-- START RECORDS FOR THIS TASK --

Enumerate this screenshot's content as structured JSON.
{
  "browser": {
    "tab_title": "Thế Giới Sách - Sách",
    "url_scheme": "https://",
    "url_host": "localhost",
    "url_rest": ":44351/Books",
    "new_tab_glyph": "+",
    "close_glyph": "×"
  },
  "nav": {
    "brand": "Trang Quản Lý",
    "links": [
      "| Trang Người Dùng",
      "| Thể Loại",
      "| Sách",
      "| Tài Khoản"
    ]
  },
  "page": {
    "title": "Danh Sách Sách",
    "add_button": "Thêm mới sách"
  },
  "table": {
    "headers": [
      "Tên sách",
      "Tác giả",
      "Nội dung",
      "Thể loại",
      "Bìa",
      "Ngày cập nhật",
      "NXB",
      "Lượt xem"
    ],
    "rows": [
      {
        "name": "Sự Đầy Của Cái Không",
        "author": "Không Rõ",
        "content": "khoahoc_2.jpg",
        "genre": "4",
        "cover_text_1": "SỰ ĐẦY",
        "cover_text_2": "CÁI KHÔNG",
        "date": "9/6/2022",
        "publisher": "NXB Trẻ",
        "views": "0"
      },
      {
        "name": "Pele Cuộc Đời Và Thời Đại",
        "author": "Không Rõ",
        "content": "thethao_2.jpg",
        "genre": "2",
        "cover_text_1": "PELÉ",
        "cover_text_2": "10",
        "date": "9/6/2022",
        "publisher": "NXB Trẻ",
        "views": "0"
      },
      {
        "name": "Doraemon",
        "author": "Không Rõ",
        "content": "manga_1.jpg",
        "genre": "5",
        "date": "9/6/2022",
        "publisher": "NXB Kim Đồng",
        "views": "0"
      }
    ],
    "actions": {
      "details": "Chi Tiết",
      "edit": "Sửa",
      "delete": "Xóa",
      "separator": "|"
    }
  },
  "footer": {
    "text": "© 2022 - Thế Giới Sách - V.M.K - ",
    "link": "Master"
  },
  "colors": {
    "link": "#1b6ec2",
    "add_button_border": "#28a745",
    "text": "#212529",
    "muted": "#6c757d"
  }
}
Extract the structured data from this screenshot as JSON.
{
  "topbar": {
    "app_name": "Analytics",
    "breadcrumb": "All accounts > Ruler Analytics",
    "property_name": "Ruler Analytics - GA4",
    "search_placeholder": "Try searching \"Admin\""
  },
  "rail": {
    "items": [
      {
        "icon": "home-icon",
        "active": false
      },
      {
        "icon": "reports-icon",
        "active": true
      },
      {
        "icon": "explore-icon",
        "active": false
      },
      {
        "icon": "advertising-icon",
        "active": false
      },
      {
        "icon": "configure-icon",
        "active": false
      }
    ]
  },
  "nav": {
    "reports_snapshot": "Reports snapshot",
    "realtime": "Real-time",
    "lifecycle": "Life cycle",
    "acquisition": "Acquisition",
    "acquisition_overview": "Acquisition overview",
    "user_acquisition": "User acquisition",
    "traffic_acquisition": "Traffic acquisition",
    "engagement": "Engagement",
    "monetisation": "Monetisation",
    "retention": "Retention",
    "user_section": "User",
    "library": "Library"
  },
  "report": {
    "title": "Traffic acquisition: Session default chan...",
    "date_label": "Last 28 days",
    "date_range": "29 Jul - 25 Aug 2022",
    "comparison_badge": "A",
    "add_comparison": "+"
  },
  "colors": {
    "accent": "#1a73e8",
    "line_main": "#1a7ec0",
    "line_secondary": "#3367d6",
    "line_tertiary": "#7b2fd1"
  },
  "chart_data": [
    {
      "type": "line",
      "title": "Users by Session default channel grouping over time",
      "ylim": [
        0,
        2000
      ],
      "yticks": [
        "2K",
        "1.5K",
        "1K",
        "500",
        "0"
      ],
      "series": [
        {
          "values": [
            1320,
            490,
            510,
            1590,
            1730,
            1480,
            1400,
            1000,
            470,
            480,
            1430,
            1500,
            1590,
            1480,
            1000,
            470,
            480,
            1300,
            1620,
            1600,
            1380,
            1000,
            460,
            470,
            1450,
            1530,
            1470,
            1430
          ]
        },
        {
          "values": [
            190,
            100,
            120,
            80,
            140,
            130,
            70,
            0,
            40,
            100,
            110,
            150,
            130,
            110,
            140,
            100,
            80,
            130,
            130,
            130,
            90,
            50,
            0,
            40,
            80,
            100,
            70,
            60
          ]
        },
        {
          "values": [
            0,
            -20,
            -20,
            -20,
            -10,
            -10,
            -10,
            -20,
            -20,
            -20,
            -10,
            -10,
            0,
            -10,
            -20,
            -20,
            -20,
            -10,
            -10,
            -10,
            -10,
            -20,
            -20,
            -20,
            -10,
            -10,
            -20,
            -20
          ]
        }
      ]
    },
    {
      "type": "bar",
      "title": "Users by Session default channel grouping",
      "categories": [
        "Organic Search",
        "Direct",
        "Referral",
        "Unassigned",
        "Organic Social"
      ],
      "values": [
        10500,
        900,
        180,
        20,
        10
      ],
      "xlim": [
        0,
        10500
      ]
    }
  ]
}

-- END RECORDS FOR THIS TASK --

REQUIRED WORK -
Please output the entries above, every line exactly as it reads.

THE COMPLETED TASK -
Enumerate this screenshot's content as structured JSON.
{
  "browser": {
    "tab_title": "Thế Giới Sách - Sách",
    "url_scheme": "https://",
    "url_host": "localhost",
    "url_rest": ":44351/Books",
    "new_tab_glyph": "+",
    "close_glyph": "×"
  },
  "nav": {
    "brand": "Trang Quản Lý",
    "links": [
      "| Trang Người Dùng",
      "| Thể Loại",
      "| Sách",
      "| Tài Khoản"
    ]
  },
  "page": {
    "title": "Danh Sách Sách",
    "add_button": "Thêm mới sách"
  },
  "table": {
    "headers": [
      "Tên sách",
      "Tác giả",
      "Nội dung",
      "Thể loại",
      "Bìa",
      "Ngày cập nhật",
      "NXB",
      "Lượt xem"
    ],
    "rows": [
      {
        "name": "Sự Đầy Của Cái Không",
        "author": "Không Rõ",
        "content": "khoahoc_2.jpg",
        "genre": "4",
        "cover_text_1": "SỰ ĐẦY",
        "cover_text_2": "CÁI KHÔNG",
        "date": "9/6/2022",
        "publisher": "NXB Trẻ",
        "views": "0"
      },
      {
        "name": "Pele Cuộc Đời Và Thời Đại",
        "author": "Không Rõ",
        "content": "thethao_2.jpg",
        "genre": "2",
        "cover_text_1": "PELÉ",
        "cover_text_2": "10",
        "date": "9/6/2022",
        "publisher": "NXB Trẻ",
        "views": "0"
      },
      {
        "name": "Doraemon",
        "author": "Không Rõ",
        "content": "manga_1.jpg",
        "genre": "5",
        "date": "9/6/2022",
        "publisher": "NXB Kim Đồng",
        "views": "0"
      }
    ],
    "actions": {
      "details": "Chi Tiết",
      "edit": "Sửa",
      "delete": "Xóa",
      "separator": "|"
    }
  },
  "footer": {
    "text": "© 2022 - Thế Giới Sách - V.M.K - ",
    "link": "Master"
  },
  "colors": {
    "link": "#1b6ec2",
    "add_button_border": "#28a745",
    "text": "#212529",
    "muted": "#6c757d"
  }
}
Extract the structured data from this screenshot as JSON.
{
  "topbar": {
    "app_name": "Analytics",
    "breadcrumb": "All accounts > Ruler Analytics",
    "property_name": "Ruler Analytics - GA4",
    "search_placeholder": "Try searching \"Admin\""
  },
  "rail": {
    "items": [
      {
        "icon": "home-icon",
        "active": false
      },
      {
        "icon": "reports-icon",
        "active": true
      },
      {
        "icon": "explore-icon",
        "active": false
      },
      {
        "icon": "advertising-icon",
        "active": false
      },
      {
        "icon": "configure-icon",
        "active": false
      }
    ]
  },
  "nav": {
    "reports_snapshot": "Reports snapshot",
    "realtime": "Real-time",
    "lifecycle": "Life cycle",
    "acquisition": "Acquisition",
    "acquisition_overview": "Acquisition overview",
    "user_acquisition": "User acquisition",
    "traffic_acquisition": "Traffic acquisition",
    "engagement": "Engagement",
    "monetisation": "Monetisation",
    "retention": "Retention",
    "user_section": "User",
    "library": "Library"
  },
  "report": {
    "title": "Traffic acquisition: Session default chan...",
    "date_label": "Last 28 days",
    "date_range": "29 Jul - 25 Aug 2022",
    "comparison_badge": "A",
    "add_comparison": "+"
  },
  "colors": {
    "accent": "#1a73e8",
    "line_main": "#1a7ec0",
    "line_secondary": "#3367d6",
    "line_tertiary": "#7b2fd1"
  },
  "chart_data": [
    {
      "type": "line",
      "title": "Users by Session default channel grouping over time",
      "ylim": [
        0,
        2000
      ],
      "yticks": [
        "2K",
        "1.5K",
        "1K",
        "500",
        "0"
      ],
      "series": [
        {
          "values": [
            1320,
            490,
            510,
            1590,
            1730,
            1480,
            1400,
            1000,
            470,
            480,
            1430,
            1500,
            1590,
            1480,
            1000,
            470,
            480,
            1300,
            1620,
            1600,
            1380,
            1000,
            460,
            470,
            1450,
            1530,
            1470,
            1430
          ]
        },
        {
          "values": [
            190,
            100,
            120,
            80,
            140,
            130,
            70,
            0,
            40,
            100,
            110,
            150,
            130,
            110,
            140,
            100,
            80,
            130,
            130,
            130,
            90,
            50,
            0,
            40,
            80,
            100,
            70,
            60
          ]
        },
        {
          "values": [
            0,
            -20,
            -20,
            -20,
            -10,
            -10,
            -10,
            -20,
            -20,
            -20,
            -10,
            -10,
            0,
            -10,
            -20,
            -20,
            -20,
            -10,
            -10,
            -10,
            -10,
            -20,
            -20,
            -20,
            -10,
            -10,
            -20,
            -20
          ]
        }
      ]
    },
    {
      "type": "bar",
      "title": "Users by Session default channel grouping",
      "categories": [
        "Organic Search",
        "Direct",
        "Referral",
        "Unassigned",
        "Organic Social"
      ],
      "values": [
        10500,
        900,
        180,
        20,
        10
      ],
      "xlim": [
        0,
        10500
      ]
    }
  ]
}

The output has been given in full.